Stored records
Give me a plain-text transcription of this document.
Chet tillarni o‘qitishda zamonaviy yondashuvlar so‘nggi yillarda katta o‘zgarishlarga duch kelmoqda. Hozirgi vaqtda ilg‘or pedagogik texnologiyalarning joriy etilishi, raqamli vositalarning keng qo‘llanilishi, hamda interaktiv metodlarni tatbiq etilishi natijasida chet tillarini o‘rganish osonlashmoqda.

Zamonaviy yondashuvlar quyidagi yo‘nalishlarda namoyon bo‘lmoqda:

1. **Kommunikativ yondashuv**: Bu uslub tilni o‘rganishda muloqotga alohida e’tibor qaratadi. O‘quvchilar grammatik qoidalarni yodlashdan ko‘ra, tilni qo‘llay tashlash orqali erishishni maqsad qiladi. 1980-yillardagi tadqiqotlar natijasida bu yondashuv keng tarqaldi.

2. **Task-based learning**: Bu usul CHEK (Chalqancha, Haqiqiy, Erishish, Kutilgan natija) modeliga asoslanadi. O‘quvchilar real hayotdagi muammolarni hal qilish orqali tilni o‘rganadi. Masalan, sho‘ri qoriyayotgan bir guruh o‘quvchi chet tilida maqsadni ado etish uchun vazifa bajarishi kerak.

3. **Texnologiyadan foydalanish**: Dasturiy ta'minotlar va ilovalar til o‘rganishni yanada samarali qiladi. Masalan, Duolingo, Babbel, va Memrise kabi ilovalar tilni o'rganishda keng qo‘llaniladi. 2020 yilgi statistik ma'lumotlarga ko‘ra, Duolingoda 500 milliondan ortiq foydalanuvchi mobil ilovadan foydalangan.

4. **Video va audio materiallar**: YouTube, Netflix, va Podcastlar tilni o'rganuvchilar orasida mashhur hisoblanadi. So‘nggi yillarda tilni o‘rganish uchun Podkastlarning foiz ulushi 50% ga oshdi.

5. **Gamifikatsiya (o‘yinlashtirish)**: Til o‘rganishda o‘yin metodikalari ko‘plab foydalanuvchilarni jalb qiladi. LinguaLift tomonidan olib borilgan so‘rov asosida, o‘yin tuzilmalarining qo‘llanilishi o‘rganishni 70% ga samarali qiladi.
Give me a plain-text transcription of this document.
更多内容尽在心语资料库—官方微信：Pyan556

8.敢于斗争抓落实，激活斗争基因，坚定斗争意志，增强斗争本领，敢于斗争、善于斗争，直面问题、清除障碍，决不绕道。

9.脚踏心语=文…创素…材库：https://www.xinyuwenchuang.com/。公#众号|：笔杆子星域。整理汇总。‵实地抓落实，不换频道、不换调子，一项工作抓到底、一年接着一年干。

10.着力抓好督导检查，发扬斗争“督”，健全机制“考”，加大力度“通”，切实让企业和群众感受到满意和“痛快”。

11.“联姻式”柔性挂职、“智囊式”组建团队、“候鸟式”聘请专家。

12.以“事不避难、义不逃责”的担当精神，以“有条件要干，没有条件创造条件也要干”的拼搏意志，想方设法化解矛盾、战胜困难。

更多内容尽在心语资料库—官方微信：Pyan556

■ What is required
Output each record precisely as given.

■ Right answer
Give me a plain-text transcription of this document.
Chet tillarni o‘qitishda zamonaviy yondashuvlar so‘nggi yillarda katta o‘zgarishlarga duch kelmoqda. Hozirgi vaqtda ilg‘or pedagogik texnologiyalarning joriy etilishi, raqamli vositalarning keng qo‘llanilishi, hamda interaktiv metodlarni tatbiq etilishi natijasida chet tillarini o‘rganish osonlashmoqda.

Zamonaviy yondashuvlar quyidagi yo‘nalishlarda namoyon bo‘lmoqda:

1. **Kommunikativ yondashuv**: Bu uslub tilni o‘rganishda muloqotga alohida e’tibor qaratadi. O‘quvchilar grammatik qoidalarni yodlashdan ko‘ra, tilni qo‘llay tashlash orqali erishishni maqsad qiladi. 1980-yillardagi tadqiqotlar natijasida bu yondashuv keng tarqaldi.

2. **Task-based learning**: Bu usul CHEK (Chalqancha, Haqiqiy, Erishish, Kutilgan natija) modeliga asoslanadi. O‘quvchilar real hayotdagi muammolarni hal qilish orqali tilni o‘rganadi. Masalan, sho‘ri qoriyayotgan bir guruh o‘quvchi chet tilida maqsadni ado etish uchun vazifa bajarishi kerak.

3. **Texnologiyadan foydalanish**: Dasturiy ta'minotlar va ilovalar til o‘rganishni yanada samarali qiladi. Masalan, Duolingo, Babbel, va Memrise kabi ilovalar tilni o'rganishda keng qo‘llaniladi. 2020 yilgi statistik ma'lumotlarga ko‘ra, Duolingoda 500 milliondan ortiq foydalanuvchi mobil ilovadan foydalangan.

4. **Video va audio materiallar**: YouTube, Netflix, va Podcastlar tilni o'rganuvchilar orasida mashhur hisoblanadi. So‘nggi yillarda tilni o‘rganish uchun Podkastlarning foiz ulushi 50% ga oshdi.

5. **Gamifikatsiya (o‘yinlashtirish)**: Til o‘rganishda o‘yin metodikalari ko‘plab foydalanuvchilarni jalb qiladi. LinguaLift tomonidan olib borilgan so‘rov asosida, o‘yin tuzilmalarining qo‘llanilishi o‘rganishni 70% ga samarali qiladi.
Give me a plain-text transcription of this document.
更多内容尽在心语资料库—官方微信：Pyan556

8.敢于斗争抓落实，激活斗争基因，坚定斗争意志，增强斗争本领，敢于斗争、善于斗争，直面问题、清除障碍，决不绕道。

9.脚踏心语=文…创素…材库：https://www.xinyuwenchuang.com/。公#众号|：笔杆子星域。整理汇总。‵实地抓落实，不换频道、不换调子，一项工作抓到底、一年接着一年干。

10.着力抓好督导检查，发扬斗争“督”，健全机制“考”，加大力度“通”，切实让企业和群众感受到满意和“痛快”。

11.“联姻式”柔性挂职、“智囊式”组建团队、“候鸟式”聘请专家。

12.以“事不避难、义不逃责”的担当精神，以“有条件要干，没有条件创造条件也要干”的拼搏意志，想方设法化解矛盾、战胜困难。

更多内容尽在心语资料库—官方微信：Pyan556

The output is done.